• _Available records_
+++

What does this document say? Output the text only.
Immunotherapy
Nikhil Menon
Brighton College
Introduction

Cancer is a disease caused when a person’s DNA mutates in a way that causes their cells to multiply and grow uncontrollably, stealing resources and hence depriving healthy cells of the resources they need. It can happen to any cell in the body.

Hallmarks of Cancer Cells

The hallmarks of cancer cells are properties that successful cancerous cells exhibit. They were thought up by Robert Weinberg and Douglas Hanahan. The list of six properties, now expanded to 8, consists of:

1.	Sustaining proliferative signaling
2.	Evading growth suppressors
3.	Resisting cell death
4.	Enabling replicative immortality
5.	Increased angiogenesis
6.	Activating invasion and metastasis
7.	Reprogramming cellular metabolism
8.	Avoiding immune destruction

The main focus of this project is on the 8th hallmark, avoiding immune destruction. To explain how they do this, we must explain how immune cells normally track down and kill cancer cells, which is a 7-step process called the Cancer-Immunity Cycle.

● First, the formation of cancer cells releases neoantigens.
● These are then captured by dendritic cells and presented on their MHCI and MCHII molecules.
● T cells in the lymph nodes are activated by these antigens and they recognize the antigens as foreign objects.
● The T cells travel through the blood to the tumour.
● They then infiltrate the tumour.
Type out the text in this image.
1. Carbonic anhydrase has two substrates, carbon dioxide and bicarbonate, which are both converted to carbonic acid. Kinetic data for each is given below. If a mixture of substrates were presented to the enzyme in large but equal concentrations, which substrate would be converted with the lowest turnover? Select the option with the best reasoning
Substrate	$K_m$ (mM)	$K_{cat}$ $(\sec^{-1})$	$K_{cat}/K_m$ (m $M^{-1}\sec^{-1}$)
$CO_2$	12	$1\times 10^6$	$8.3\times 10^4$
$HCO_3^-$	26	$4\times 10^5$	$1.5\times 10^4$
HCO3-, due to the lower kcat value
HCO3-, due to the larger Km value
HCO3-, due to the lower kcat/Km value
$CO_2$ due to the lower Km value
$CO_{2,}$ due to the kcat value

+++

• _Task description_
Only the lines from the one holding "Type out the text in this image." to the end of the material are wanted, each transcribed exactly.

• _Exercise output_
Type out the text in this image.
1. Carbonic anhydrase has two substrates, carbon dioxide and bicarbonate, which are both converted to carbonic acid. Kinetic data for each is given below. If a mixture of substrates were presented to the enzyme in large but equal concentrations, which substrate would be converted with the lowest turnover? Select the option with the best reasoning
Substrate	$K_m$ (mM)	$K_{cat}$ $(\sec^{-1})$	$K_{cat}/K_m$ (m $M^{-1}\sec^{-1}$)
$CO_2$	12	$1\times 10^6$	$8.3\times 10^4$
$HCO_3^-$	26	$4\times 10^5$	$1.5\times 10^4$
HCO3-, due to the lower kcat value
HCO3-, due to the larger Km value
HCO3-, due to the lower kcat/Km value
$CO_2$ due to the lower Km value
$CO_{2,}$ due to the kcat value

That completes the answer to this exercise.